• **Exercise directions**:
Which lines of the records contain "округа"? Collect every one of them.

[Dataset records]

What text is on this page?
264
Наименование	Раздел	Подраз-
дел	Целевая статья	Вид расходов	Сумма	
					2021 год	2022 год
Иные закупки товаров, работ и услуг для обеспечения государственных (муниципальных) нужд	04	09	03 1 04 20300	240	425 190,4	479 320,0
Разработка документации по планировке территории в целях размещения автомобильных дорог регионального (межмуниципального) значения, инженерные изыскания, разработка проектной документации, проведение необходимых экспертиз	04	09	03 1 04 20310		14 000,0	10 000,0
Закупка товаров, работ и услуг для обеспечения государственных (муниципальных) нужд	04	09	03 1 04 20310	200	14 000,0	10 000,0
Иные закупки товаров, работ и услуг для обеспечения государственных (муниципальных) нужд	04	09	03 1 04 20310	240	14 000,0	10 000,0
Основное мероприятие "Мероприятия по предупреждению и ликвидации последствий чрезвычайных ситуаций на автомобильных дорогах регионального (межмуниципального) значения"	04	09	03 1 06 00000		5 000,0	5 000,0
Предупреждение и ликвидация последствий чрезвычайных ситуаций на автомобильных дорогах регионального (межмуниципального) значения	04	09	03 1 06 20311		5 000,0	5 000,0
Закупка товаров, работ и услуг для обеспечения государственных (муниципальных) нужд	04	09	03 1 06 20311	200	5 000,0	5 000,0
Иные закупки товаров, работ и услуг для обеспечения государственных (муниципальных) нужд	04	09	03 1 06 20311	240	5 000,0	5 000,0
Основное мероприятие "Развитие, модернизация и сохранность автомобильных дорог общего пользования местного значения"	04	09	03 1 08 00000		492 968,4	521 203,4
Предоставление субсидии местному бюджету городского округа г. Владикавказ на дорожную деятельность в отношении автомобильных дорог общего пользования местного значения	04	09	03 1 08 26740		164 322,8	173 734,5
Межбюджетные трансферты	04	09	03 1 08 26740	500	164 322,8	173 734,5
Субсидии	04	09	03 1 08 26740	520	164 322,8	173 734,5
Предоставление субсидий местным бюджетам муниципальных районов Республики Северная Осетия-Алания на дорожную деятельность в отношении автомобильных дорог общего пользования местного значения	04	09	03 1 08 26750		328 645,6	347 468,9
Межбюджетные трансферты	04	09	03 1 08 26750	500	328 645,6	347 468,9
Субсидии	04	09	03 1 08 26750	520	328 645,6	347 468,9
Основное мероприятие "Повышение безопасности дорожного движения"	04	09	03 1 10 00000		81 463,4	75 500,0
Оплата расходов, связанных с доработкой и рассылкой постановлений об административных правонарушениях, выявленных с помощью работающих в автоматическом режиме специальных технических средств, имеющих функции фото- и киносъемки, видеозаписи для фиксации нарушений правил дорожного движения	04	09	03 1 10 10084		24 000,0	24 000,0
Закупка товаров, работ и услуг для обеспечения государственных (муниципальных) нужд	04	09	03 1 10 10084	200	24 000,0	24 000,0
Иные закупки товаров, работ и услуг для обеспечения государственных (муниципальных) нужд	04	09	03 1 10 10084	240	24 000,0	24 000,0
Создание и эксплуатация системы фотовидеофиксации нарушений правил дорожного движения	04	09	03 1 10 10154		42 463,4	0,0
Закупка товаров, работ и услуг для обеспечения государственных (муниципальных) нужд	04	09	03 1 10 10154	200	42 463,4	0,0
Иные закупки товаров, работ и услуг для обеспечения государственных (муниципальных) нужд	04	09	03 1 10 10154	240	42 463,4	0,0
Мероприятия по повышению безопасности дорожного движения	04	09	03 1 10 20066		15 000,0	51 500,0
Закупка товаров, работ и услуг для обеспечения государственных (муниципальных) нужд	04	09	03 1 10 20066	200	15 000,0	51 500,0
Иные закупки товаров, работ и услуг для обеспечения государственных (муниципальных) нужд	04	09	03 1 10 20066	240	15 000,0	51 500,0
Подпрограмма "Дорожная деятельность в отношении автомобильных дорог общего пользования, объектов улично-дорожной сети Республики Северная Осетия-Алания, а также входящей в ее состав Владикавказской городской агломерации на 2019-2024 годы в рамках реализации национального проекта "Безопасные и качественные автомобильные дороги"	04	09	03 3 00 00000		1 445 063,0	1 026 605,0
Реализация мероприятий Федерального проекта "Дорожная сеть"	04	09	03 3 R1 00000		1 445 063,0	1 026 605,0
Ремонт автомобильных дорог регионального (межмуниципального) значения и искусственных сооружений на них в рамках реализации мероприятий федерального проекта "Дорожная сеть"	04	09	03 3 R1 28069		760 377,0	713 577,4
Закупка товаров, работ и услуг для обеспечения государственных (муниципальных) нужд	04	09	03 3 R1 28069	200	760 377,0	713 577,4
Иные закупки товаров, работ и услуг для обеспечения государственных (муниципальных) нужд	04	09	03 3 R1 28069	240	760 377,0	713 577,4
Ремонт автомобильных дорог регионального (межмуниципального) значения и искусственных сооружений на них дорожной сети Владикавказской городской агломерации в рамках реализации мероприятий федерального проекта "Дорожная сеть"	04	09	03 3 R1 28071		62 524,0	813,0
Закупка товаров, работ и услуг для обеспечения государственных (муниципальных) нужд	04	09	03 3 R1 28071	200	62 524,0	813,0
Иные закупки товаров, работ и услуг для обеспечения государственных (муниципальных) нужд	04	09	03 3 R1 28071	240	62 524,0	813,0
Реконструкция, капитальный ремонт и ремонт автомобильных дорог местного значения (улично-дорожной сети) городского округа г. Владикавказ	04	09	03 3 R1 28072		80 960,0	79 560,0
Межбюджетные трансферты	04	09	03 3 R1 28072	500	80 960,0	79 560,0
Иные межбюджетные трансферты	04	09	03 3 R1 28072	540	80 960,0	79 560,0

• **Result of this exercise**:
Предоставление субсидии местному бюджету городского округа г. Владикавказ на дорожную деятельность в отношении автомобильных дорог общего пользования местного значения	04	09	03 1 08 26740		164 322,8	173 734,5
Реконструкция, капитальный ремонт и ремонт автомобильных дорог местного значения (улично-дорожной сети) городского округа г. Владикавказ	04	09	03 3 R1 28072		80 960,0	79 560,0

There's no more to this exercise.